##### Information provided #####

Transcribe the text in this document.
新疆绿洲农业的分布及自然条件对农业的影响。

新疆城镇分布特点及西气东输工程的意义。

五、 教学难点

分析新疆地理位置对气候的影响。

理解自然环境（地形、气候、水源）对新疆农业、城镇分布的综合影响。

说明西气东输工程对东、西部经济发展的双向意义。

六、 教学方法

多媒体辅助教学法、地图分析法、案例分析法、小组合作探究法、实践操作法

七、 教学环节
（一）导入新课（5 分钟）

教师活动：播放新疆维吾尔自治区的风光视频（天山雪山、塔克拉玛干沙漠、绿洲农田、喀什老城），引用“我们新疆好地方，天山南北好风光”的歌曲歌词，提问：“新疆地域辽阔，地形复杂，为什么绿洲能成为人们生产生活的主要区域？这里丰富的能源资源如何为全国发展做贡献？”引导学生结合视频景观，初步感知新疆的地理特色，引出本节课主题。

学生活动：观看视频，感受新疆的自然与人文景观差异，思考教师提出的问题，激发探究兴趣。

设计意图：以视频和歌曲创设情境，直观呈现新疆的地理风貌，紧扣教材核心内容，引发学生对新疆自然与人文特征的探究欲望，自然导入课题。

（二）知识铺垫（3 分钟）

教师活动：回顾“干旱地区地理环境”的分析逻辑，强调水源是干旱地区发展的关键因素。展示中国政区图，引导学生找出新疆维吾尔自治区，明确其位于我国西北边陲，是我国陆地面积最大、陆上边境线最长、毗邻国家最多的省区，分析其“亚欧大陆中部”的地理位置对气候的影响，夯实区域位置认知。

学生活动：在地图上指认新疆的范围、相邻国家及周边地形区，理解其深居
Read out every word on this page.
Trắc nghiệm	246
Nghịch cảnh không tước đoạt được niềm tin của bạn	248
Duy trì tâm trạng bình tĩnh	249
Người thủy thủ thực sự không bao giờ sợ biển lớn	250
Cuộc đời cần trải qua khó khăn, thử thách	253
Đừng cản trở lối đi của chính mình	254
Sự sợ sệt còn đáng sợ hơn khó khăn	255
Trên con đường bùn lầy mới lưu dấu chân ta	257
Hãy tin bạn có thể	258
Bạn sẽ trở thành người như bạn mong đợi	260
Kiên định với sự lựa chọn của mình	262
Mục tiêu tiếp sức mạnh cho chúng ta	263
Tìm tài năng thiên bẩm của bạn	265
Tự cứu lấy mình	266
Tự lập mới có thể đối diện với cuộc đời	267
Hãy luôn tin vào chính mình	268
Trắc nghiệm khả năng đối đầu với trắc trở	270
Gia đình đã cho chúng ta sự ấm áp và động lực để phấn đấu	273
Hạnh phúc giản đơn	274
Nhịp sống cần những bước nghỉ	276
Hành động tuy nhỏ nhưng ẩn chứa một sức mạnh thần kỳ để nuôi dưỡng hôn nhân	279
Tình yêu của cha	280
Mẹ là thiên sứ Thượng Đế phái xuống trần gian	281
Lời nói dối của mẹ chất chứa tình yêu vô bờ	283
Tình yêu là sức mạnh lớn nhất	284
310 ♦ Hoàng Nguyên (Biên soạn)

#####

Print out every entry, keeping each one exact.

The answer:
Transcribe the text in this document.
新疆绿洲农业的分布及自然条件对农业的影响。

新疆城镇分布特点及西气东输工程的意义。

五、 教学难点

分析新疆地理位置对气候的影响。

理解自然环境（地形、气候、水源）对新疆农业、城镇分布的综合影响。

说明西气东输工程对东、西部经济发展的双向意义。

六、 教学方法

多媒体辅助教学法、地图分析法、案例分析法、小组合作探究法、实践操作法

七、 教学环节
（一）导入新课（5 分钟）

教师活动：播放新疆维吾尔自治区的风光视频（天山雪山、塔克拉玛干沙漠、绿洲农田、喀什老城），引用“我们新疆好地方，天山南北好风光”的歌曲歌词，提问：“新疆地域辽阔，地形复杂，为什么绿洲能成为人们生产生活的主要区域？这里丰富的能源资源如何为全国发展做贡献？”引导学生结合视频景观，初步感知新疆的地理特色，引出本节课主题。

学生活动：观看视频，感受新疆的自然与人文景观差异，思考教师提出的问题，激发探究兴趣。

设计意图：以视频和歌曲创设情境，直观呈现新疆的地理风貌，紧扣教材核心内容，引发学生对新疆自然与人文特征的探究欲望，自然导入课题。

（二）知识铺垫（3 分钟）

教师活动：回顾“干旱地区地理环境”的分析逻辑，强调水源是干旱地区发展的关键因素。展示中国政区图，引导学生找出新疆维吾尔自治区，明确其位于我国西北边陲，是我国陆地面积最大、陆上边境线最长、毗邻国家最多的省区，分析其“亚欧大陆中部”的地理位置对气候的影响，夯实区域位置认知。

学生活动：在地图上指认新疆的范围、相邻国家及周边地形区，理解其深居
Read out every word on this page.
Trắc nghiệm	246
Nghịch cảnh không tước đoạt được niềm tin của bạn	248
Duy trì tâm trạng bình tĩnh	249
Người thủy thủ thực sự không bao giờ sợ biển lớn	250
Cuộc đời cần trải qua khó khăn, thử thách	253
Đừng cản trở lối đi của chính mình	254
Sự sợ sệt còn đáng sợ hơn khó khăn	255
Trên con đường bùn lầy mới lưu dấu chân ta	257
Hãy tin bạn có thể	258
Bạn sẽ trở thành người như bạn mong đợi	260
Kiên định với sự lựa chọn của mình	262
Mục tiêu tiếp sức mạnh cho chúng ta	263
Tìm tài năng thiên bẩm của bạn	265
Tự cứu lấy mình	266
Tự lập mới có thể đối diện với cuộc đời	267
Hãy luôn tin vào chính mình	268
Trắc nghiệm khả năng đối đầu với trắc trở	270
Gia đình đã cho chúng ta sự ấm áp và động lực để phấn đấu	273
Hạnh phúc giản đơn	274
Nhịp sống cần những bước nghỉ	276
Hành động tuy nhỏ nhưng ẩn chứa một sức mạnh thần kỳ để nuôi dưỡng hôn nhân	279
Tình yêu của cha	280
Mẹ là thiên sứ Thượng Đế phái xuống trần gian	281
Lời nói dối của mẹ chất chứa tình yêu vô bờ	283
Tình yêu là sức mạnh lớn nhất	284
310 ♦ Hoàng Nguyên (Biên soạn)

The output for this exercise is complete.